You are to retype all of the data exactly as it appears.

> _Material shown_:
* * * * *

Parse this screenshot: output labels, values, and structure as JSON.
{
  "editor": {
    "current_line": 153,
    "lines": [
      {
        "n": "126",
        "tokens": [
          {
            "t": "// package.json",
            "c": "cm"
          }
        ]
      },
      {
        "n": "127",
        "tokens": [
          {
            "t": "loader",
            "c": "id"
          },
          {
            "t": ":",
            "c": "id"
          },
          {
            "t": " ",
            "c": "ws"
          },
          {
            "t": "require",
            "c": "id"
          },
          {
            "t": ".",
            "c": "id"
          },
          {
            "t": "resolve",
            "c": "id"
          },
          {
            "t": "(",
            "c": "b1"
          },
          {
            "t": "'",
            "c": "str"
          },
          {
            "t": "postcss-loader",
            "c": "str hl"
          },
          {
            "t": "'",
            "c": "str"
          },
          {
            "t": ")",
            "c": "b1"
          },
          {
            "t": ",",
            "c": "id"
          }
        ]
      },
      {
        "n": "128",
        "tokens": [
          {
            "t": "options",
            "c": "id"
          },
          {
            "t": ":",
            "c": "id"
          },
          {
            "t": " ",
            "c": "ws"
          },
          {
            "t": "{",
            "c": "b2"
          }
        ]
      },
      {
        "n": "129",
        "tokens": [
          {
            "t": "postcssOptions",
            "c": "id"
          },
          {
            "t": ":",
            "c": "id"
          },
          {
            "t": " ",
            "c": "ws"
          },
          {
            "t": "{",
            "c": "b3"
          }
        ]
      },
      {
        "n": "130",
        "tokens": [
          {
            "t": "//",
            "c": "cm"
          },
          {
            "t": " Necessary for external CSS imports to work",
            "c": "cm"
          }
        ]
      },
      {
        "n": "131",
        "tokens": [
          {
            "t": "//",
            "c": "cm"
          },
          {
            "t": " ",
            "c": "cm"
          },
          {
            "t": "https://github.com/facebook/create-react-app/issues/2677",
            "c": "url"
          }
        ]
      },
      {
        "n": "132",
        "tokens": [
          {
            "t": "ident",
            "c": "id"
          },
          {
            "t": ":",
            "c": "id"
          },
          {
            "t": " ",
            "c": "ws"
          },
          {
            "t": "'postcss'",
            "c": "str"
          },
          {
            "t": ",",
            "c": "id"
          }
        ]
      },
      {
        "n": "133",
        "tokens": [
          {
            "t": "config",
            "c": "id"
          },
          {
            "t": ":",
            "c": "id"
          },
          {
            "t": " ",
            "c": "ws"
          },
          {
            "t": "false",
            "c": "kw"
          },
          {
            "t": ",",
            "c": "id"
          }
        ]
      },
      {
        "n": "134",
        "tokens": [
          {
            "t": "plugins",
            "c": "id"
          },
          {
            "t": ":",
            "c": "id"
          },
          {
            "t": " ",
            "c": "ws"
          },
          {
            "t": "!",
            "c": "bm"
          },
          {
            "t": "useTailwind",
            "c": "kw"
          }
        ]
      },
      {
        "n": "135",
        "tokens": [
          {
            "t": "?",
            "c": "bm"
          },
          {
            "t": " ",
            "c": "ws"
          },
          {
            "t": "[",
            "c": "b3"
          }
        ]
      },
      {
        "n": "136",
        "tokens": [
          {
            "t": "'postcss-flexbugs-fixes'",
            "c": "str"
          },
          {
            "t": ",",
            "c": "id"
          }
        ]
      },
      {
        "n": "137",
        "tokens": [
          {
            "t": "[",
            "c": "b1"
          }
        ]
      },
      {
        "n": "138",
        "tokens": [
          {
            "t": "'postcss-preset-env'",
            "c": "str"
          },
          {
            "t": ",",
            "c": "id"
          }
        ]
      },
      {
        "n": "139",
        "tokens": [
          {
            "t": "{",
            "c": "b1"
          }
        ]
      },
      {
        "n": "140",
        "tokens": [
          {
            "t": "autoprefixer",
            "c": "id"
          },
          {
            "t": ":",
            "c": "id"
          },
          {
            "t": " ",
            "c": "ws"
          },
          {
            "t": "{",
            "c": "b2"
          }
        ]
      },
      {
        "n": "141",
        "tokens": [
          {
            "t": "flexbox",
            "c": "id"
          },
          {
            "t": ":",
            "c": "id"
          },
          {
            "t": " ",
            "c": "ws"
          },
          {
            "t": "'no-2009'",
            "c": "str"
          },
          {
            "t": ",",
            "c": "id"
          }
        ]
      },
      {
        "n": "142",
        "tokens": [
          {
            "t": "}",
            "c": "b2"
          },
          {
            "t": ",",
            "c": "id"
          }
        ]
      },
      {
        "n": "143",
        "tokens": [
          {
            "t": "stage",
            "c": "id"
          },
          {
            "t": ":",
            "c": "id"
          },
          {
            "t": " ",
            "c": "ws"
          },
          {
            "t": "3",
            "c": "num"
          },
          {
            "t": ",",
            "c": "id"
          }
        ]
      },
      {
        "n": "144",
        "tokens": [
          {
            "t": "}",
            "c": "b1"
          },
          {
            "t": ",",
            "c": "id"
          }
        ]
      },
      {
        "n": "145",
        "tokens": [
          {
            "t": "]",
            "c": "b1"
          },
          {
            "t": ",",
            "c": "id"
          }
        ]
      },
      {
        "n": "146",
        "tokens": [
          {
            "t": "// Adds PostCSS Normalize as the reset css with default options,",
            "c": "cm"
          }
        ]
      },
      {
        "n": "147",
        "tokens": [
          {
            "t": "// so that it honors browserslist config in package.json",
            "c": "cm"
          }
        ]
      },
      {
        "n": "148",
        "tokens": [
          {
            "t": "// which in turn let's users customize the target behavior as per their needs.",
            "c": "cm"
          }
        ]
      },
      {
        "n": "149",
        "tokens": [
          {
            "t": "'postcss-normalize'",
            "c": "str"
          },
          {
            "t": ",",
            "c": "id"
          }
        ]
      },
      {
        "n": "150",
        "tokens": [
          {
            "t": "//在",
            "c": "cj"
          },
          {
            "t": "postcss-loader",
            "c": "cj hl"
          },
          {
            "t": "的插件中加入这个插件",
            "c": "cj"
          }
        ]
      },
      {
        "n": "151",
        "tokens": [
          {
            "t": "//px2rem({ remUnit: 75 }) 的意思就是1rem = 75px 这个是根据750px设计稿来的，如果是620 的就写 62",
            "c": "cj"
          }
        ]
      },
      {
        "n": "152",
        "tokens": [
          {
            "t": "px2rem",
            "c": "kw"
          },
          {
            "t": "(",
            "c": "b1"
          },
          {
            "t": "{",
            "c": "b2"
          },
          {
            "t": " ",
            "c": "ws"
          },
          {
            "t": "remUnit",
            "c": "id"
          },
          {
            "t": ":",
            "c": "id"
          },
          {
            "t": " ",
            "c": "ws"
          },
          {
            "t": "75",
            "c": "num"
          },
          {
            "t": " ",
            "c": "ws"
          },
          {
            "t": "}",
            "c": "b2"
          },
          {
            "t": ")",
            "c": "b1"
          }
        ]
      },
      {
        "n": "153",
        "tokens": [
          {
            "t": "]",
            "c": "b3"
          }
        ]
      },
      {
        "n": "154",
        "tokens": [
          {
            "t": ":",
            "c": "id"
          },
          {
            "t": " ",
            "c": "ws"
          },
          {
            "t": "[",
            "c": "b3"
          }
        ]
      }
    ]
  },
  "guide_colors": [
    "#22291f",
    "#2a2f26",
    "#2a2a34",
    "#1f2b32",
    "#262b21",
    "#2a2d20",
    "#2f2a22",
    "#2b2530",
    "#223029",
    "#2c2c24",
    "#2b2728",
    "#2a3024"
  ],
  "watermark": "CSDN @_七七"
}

* * * * *

> _Reply_:
Parse this screenshot: output labels, values, and structure as JSON.
{
  "editor": {
    "current_line": 153,
    "lines": [
      {
        "n": "126",
        "tokens": [
          {
            "t": "// package.json",
            "c": "cm"
          }
        ]
      },
      {
        "n": "127",
        "tokens": [
          {
            "t": "loader",
            "c": "id"
          },
          {
            "t": ":",
            "c": "id"
          },
          {
            "t": " ",
            "c": "ws"
          },
          {
            "t": "require",
            "c": "id"
          },
          {
            "t": ".",
            "c": "id"
          },
          {
            "t": "resolve",
            "c": "id"
          },
          {
            "t": "(",
            "c": "b1"
          },
          {
            "t": "'",
            "c": "str"
          },
          {
            "t": "postcss-loader",
            "c": "str hl"
          },
          {
            "t": "'",
            "c": "str"
          },
          {
            "t": ")",
            "c": "b1"
          },
          {
            "t": ",",
            "c": "id"
          }
        ]
      },
      {
        "n": "128",
        "tokens": [
          {
            "t": "options",
            "c": "id"
          },
          {
            "t": ":",
            "c": "id"
          },
          {
            "t": " ",
            "c": "ws"
          },
          {
            "t": "{",
            "c": "b2"
          }
        ]
      },
      {
        "n": "129",
        "tokens": [
          {
            "t": "postcssOptions",
            "c": "id"
          },
          {
            "t": ":",
            "c": "id"
          },
          {
            "t": " ",
            "c": "ws"
          },
          {
            "t": "{",
            "c": "b3"
          }
        ]
      },
      {
        "n": "130",
        "tokens": [
          {
            "t": "//",
            "c": "cm"
          },
          {
            "t": " Necessary for external CSS imports to work",
            "c": "cm"
          }
        ]
      },
      {
        "n": "131",
        "tokens": [
          {
            "t": "//",
            "c": "cm"
          },
          {
            "t": " ",
            "c": "cm"
          },
          {
            "t": "https://github.com/facebook/create-react-app/issues/2677",
            "c": "url"
          }
        ]
      },
      {
        "n": "132",
        "tokens": [
          {
            "t": "ident",
            "c": "id"
          },
          {
            "t": ":",
            "c": "id"
          },
          {
            "t": " ",
            "c": "ws"
          },
          {
            "t": "'postcss'",
            "c": "str"
          },
          {
            "t": ",",
            "c": "id"
          }
        ]
      },
      {
        "n": "133",
        "tokens": [
          {
            "t": "config",
            "c": "id"
          },
          {
            "t": ":",
            "c": "id"
          },
          {
            "t": " ",
            "c": "ws"
          },
          {
            "t": "false",
            "c": "kw"
          },
          {
            "t": ",",
            "c": "id"
          }
        ]
      },
      {
        "n": "134",
        "tokens": [
          {
            "t": "plugins",
            "c": "id"
          },
          {
            "t": ":",
            "c": "id"
          },
          {
            "t": " ",
            "c": "ws"
          },
          {
            "t": "!",
            "c": "bm"
          },
          {
            "t": "useTailwind",
            "c": "kw"
          }
        ]
      },
      {
        "n": "135",
        "tokens": [
          {
            "t": "?",
            "c": "bm"
          },
          {
            "t": " ",
            "c": "ws"
          },
          {
            "t": "[",
            "c": "b3"
          }
        ]
      },
      {
        "n": "136",
        "tokens": [
          {
            "t": "'postcss-flexbugs-fixes'",
            "c": "str"
          },
          {
            "t": ",",
            "c": "id"
          }
        ]
      },
      {
        "n": "137",
        "tokens": [
          {
            "t": "[",
            "c": "b1"
          }
        ]
      },
      {
        "n": "138",
        "tokens": [
          {
            "t": "'postcss-preset-env'",
            "c": "str"
          },
          {
            "t": ",",
            "c": "id"
          }
        ]
      },
      {
        "n": "139",
        "tokens": [
          {
            "t": "{",
            "c": "b1"
          }
        ]
      },
      {
        "n": "140",
        "tokens": [
          {
            "t": "autoprefixer",
            "c": "id"
          },
          {
            "t": ":",
            "c": "id"
          },
          {
            "t": " ",
            "c": "ws"
          },
          {
            "t": "{",
            "c": "b2"
          }
        ]
      },
      {
        "n": "141",
        "tokens": [
          {
            "t": "flexbox",
            "c": "id"
          },
          {
            "t": ":",
            "c": "id"
          },
          {
            "t": " ",
            "c": "ws"
          },
          {
            "t": "'no-2009'",
            "c": "str"
          },
          {
            "t": ",",
            "c": "id"
          }
        ]
      },
      {
        "n": "142",
        "tokens": [
          {
            "t": "}",
            "c": "b2"
          },
          {
            "t": ",",
            "c": "id"
          }
        ]
      },
      {
        "n": "143",
        "tokens": [
          {
            "t": "stage",
            "c": "id"
          },
          {
            "t": ":",
            "c": "id"
          },
          {
            "t": " ",
            "c": "ws"
          },
          {
            "t": "3",
            "c": "num"
          },
          {
            "t": ",",
            "c": "id"
          }
        ]
      },
      {
        "n": "144",
        "tokens": [
          {
            "t": "}",
            "c": "b1"
          },
          {
            "t": ",",
            "c": "id"
          }
        ]
      },
      {
        "n": "145",
        "tokens": [
          {
            "t": "]",
            "c": "b1"
          },
          {
            "t": ",",
            "c": "id"
          }
        ]
      },
      {
        "n": "146",
        "tokens": [
          {
            "t": "// Adds PostCSS Normalize as the reset css with default options,",
            "c": "cm"
          }
        ]
      },
      {
        "n": "147",
        "tokens": [
          {
            "t": "// so that it honors browserslist config in package.json",
            "c": "cm"
          }
        ]
      },
      {
        "n": "148",
        "tokens": [
          {
            "t": "// which in turn let's users customize the target behavior as per their needs.",
            "c": "cm"
          }
        ]
      },
      {
        "n": "149",
        "tokens": [
          {
            "t": "'postcss-normalize'",
            "c": "str"
          },
          {
            "t": ",",
            "c": "id"
          }
        ]
      },
      {
        "n": "150",
        "tokens": [
          {
            "t": "//在",
            "c": "cj"
          },
          {
            "t": "postcss-loader",
            "c": "cj hl"
          },
          {
            "t": "的插件中加入这个插件",
            "c": "cj"
          }
        ]
      },
      {
        "n": "151",
        "tokens": [
          {
            "t": "//px2rem({ remUnit: 75 }) 的意思就是1rem = 75px 这个是根据750px设计稿来的，如果是620 的就写 62",
            "c": "cj"
          }
        ]
      },
      {
        "n": "152",
        "tokens": [
          {
            "t": "px2rem",
            "c": "kw"
          },
          {
            "t": "(",
            "c": "b1"
          },
          {
            "t": "{",
            "c": "b2"
          },
          {
            "t": " ",
            "c": "ws"
          },
          {
            "t": "remUnit",
            "c": "id"
          },
          {
            "t": ":",
            "c": "id"
          },
          {
            "t": " ",
            "c": "ws"
          },
          {
            "t": "75",
            "c": "num"
          },
          {
            "t": " ",
            "c": "ws"
          },
          {
            "t": "}",
            "c": "b2"
          },
          {
            "t": ")",
            "c": "b1"
          }
        ]
      },
      {
        "n": "153",
        "tokens": [
          {
            "t": "]",
            "c": "b3"
          }
        ]
      },
      {
        "n": "154",
        "tokens": [
          {
            "t": ":",
            "c": "id"
          },
          {
            "t": " ",
            "c": "ws"
          },
          {
            "t": "[",
            "c": "b3"
          }
        ]
      }
    ]
  },
  "guide_colors": [
    "#22291f",
    "#2a2f26",
    "#2a2a34",
    "#1f2b32",
    "#262b21",
    "#2a2d20",
    "#2f2a22",
    "#2b2530",
    "#223029",
    "#2c2c24",
    "#2b2728",
    "#2a3024"
  ],
  "watermark": "CSDN @_七七"
}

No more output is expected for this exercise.